# Start of DATA
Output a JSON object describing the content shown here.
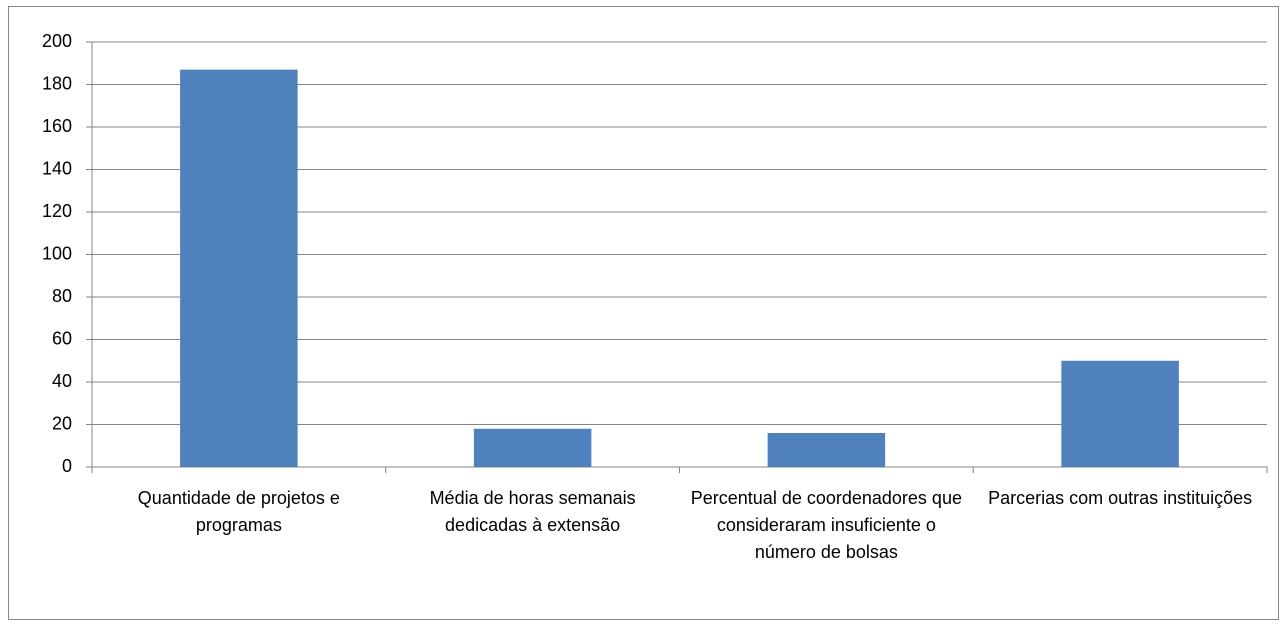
{
  "chart_data": {
    "type": "bar",
    "categories": [
      "Quantidade de projetos e programas",
      "Média de horas semanais dedicadas à extensão",
      "Percentual de coordenadores que consideraram insuficiente o número de bolsas",
      "Parcerias com outras instituições"
    ],
    "values": [
      187,
      18,
      16,
      50
    ],
    "color": "#4f81bd",
    "ylim": [
      0,
      200
    ],
    "yticks": [
      0,
      20,
      40,
      60,
      80,
      100,
      120,
      140,
      160,
      180,
      200
    ],
    "grid": true
  }
}
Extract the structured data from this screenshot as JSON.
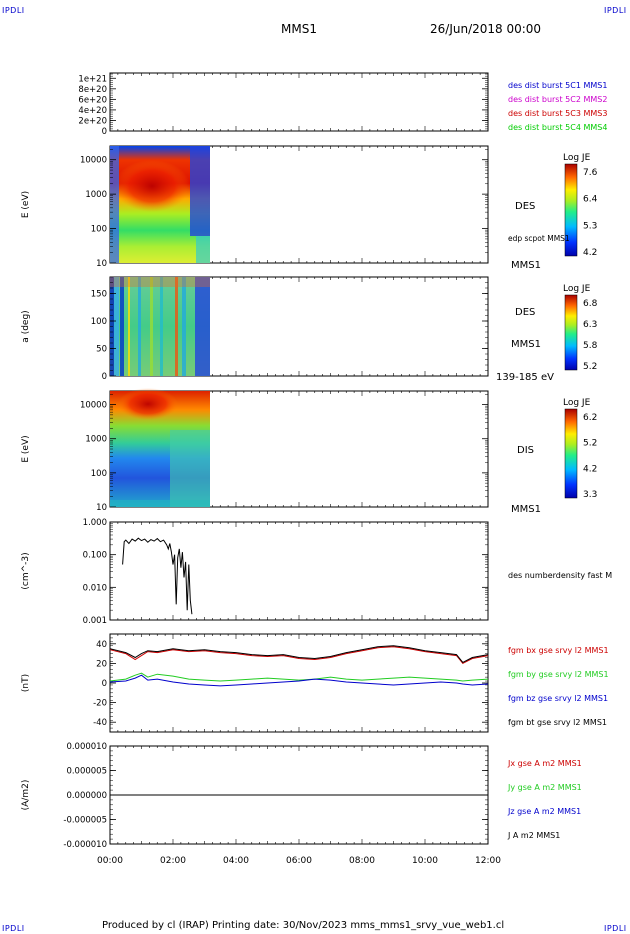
{
  "header": {
    "corner_tl": "IPDLI",
    "corner_tr": "IPDLI",
    "corner_bl": "IPDLI",
    "corner_br": "IPDLI",
    "mission": "MMS1",
    "date": "26/Jun/2018 00:00"
  },
  "footer": {
    "text": "Produced by cl (IRAP)   Printing date: 30/Nov/2023   mms_mms1_srvy_vue_web1.cl"
  },
  "colors": {
    "mms1": "#0000cc",
    "mms2": "#cc00cc",
    "mms3": "#cc0000",
    "mms4": "#00cc00",
    "bx": "#cc0000",
    "by": "#22cc22",
    "bz": "#0000cc",
    "bt": "#000000"
  },
  "chart_data": [
    {
      "type": "line",
      "id": "panel1",
      "yticks": [
        "1e+21",
        "8e+20",
        "6e+20",
        "4e+20",
        "2e+20",
        "0"
      ],
      "ytick_values": [
        1e+21,
        8e+20,
        6e+20,
        4e+20,
        2e+20,
        0
      ],
      "ylim": [
        0,
        1.1e+21
      ],
      "series": [
        {
          "name": "des dist burst 5C1 MMS1",
          "values": []
        },
        {
          "name": "des dist burst 5C2 MMS2",
          "values": []
        },
        {
          "name": "des dist burst 5C3 MMS3",
          "values": []
        },
        {
          "name": "des dist burst 5C4 MMS4",
          "values": []
        }
      ]
    },
    {
      "type": "heatmap",
      "id": "panel2",
      "ylabel": "E (eV)",
      "yscale": "log",
      "yticks": [
        "10000",
        "1000",
        "100",
        "10"
      ],
      "ytick_values": [
        10000,
        1000,
        100,
        10
      ],
      "ylim": [
        10,
        25000
      ],
      "label": "DES",
      "right_labels": [
        "edp scpot MMS1",
        "MMS1"
      ],
      "colorbar_title": "Log JE",
      "colorbar_ticks": [
        "7.6",
        "6.4",
        "5.3",
        "4.2"
      ],
      "data_x_range": [
        "00:00",
        "03:10"
      ]
    },
    {
      "type": "heatmap",
      "id": "panel3",
      "ylabel": "a (deg)",
      "yticks": [
        "150",
        "100",
        "50",
        "0"
      ],
      "ytick_values": [
        150,
        100,
        50,
        0
      ],
      "ylim": [
        0,
        180
      ],
      "label": "DES",
      "right_labels": [
        "MMS1",
        "139-185 eV"
      ],
      "colorbar_title": "Log JE",
      "colorbar_ticks": [
        "6.8",
        "6.3",
        "5.8",
        "5.2"
      ],
      "data_x_range": [
        "00:00",
        "03:10"
      ]
    },
    {
      "type": "heatmap",
      "id": "panel4",
      "ylabel": "E (eV)",
      "yscale": "log",
      "yticks": [
        "10000",
        "1000",
        "100",
        "10"
      ],
      "ytick_values": [
        10000,
        1000,
        100,
        10
      ],
      "ylim": [
        10,
        25000
      ],
      "label": "DIS",
      "right_labels": [
        "MMS1"
      ],
      "colorbar_title": "Log JE",
      "colorbar_ticks": [
        "6.2",
        "5.2",
        "4.2",
        "3.3"
      ],
      "data_x_range": [
        "00:00",
        "03:10"
      ]
    },
    {
      "type": "line",
      "id": "panel5",
      "ylabel": "(cm^-3)",
      "yscale": "log",
      "yticks": [
        "1.000",
        "0.100",
        "0.010",
        "0.001"
      ],
      "ytick_values": [
        1,
        0.1,
        0.01,
        0.001
      ],
      "ylim": [
        0.001,
        1
      ],
      "series": [
        {
          "name": "des numberdensity fast M",
          "x": [
            0.4,
            0.45,
            0.5,
            0.6,
            0.7,
            0.8,
            0.9,
            1.0,
            1.1,
            1.2,
            1.3,
            1.4,
            1.5,
            1.6,
            1.7,
            1.8,
            1.85,
            1.9,
            1.95,
            2.0,
            2.05,
            2.1,
            2.15,
            2.2,
            2.25,
            2.3,
            2.35,
            2.4,
            2.45,
            2.5,
            2.55,
            2.6
          ],
          "values": [
            0.05,
            0.25,
            0.28,
            0.22,
            0.3,
            0.26,
            0.32,
            0.27,
            0.3,
            0.24,
            0.29,
            0.26,
            0.31,
            0.25,
            0.28,
            0.2,
            0.15,
            0.22,
            0.12,
            0.05,
            0.1,
            0.003,
            0.08,
            0.15,
            0.04,
            0.12,
            0.02,
            0.06,
            0.002,
            0.05,
            0.004,
            0.0015
          ]
        }
      ]
    },
    {
      "type": "line",
      "id": "panel6",
      "ylabel": "(nT)",
      "yticks": [
        "40",
        "20",
        "0",
        "-20",
        "-40"
      ],
      "ytick_values": [
        40,
        20,
        0,
        -20,
        -40
      ],
      "ylim": [
        -50,
        50
      ],
      "x": [
        0,
        0.5,
        0.8,
        1.0,
        1.2,
        1.5,
        2.0,
        2.5,
        3.0,
        3.5,
        4.0,
        4.5,
        5.0,
        5.5,
        6.0,
        6.5,
        7.0,
        7.5,
        8.0,
        8.5,
        9.0,
        9.5,
        10.0,
        10.5,
        11.0,
        11.2,
        11.5,
        12.0
      ],
      "series": [
        {
          "name": "fgm bx gse srvy l2 MMS1",
          "color_key": "bx",
          "values": [
            34,
            30,
            24,
            28,
            32,
            31,
            34,
            32,
            33,
            31,
            30,
            28,
            27,
            28,
            25,
            24,
            26,
            30,
            33,
            36,
            37,
            35,
            32,
            30,
            28,
            20,
            25,
            28
          ]
        },
        {
          "name": "fgm by gse srvy l2 MMS1",
          "color_key": "by",
          "values": [
            2,
            4,
            8,
            10,
            6,
            9,
            7,
            4,
            3,
            2,
            3,
            4,
            5,
            4,
            3,
            4,
            6,
            4,
            3,
            4,
            5,
            6,
            5,
            4,
            3,
            2,
            3,
            4
          ]
        },
        {
          "name": "fgm bz gse srvy l2 MMS1",
          "color_key": "bz",
          "values": [
            1,
            2,
            5,
            8,
            3,
            4,
            1,
            -1,
            -2,
            -3,
            -2,
            -1,
            0,
            1,
            2,
            4,
            3,
            1,
            0,
            -1,
            -2,
            -1,
            0,
            1,
            0,
            -1,
            -2,
            -1
          ]
        },
        {
          "name": "fgm bt gse srvy l2 MMS1",
          "color_key": "bt",
          "values": [
            35,
            31,
            26,
            30,
            33,
            32,
            35,
            33,
            34,
            32,
            31,
            29,
            28,
            29,
            26,
            25,
            27,
            31,
            34,
            37,
            38,
            36,
            33,
            31,
            29,
            21,
            26,
            29
          ]
        }
      ]
    },
    {
      "type": "line",
      "id": "panel7",
      "ylabel": "(A/m2)",
      "yticks": [
        "0.000010",
        "0.000005",
        "0.000000",
        "-0.000005",
        "-0.000010"
      ],
      "ytick_values": [
        1e-05,
        5e-06,
        0,
        -5e-06,
        -1e-05
      ],
      "ylim": [
        -1e-05,
        1e-05
      ],
      "xticks": [
        "00:00",
        "02:00",
        "04:00",
        "06:00",
        "08:00",
        "10:00",
        "12:00"
      ],
      "series": [
        {
          "name": "Jx gse A m2 MMS1",
          "color_key": "bx",
          "values": []
        },
        {
          "name": "Jy gse A m2 MMS1",
          "color_key": "by",
          "values": []
        },
        {
          "name": "Jz gse A m2 MMS1",
          "color_key": "bz",
          "values": []
        },
        {
          "name": "J A m2 MMS1",
          "color_key": "bt",
          "values": [
            0,
            0,
            0,
            0,
            0,
            0,
            0
          ]
        }
      ]
    }
  ]
}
# End of DATA
GOAL: From the entries above, copy out every line where the string "IPDLI" appears.

EXERCISE OUTPUT:
    "corner_tl": "IPDLI",
    "corner_tr": "IPDLI",
    "corner_bl": "IPDLI",
    "corner_br": "IPDLI",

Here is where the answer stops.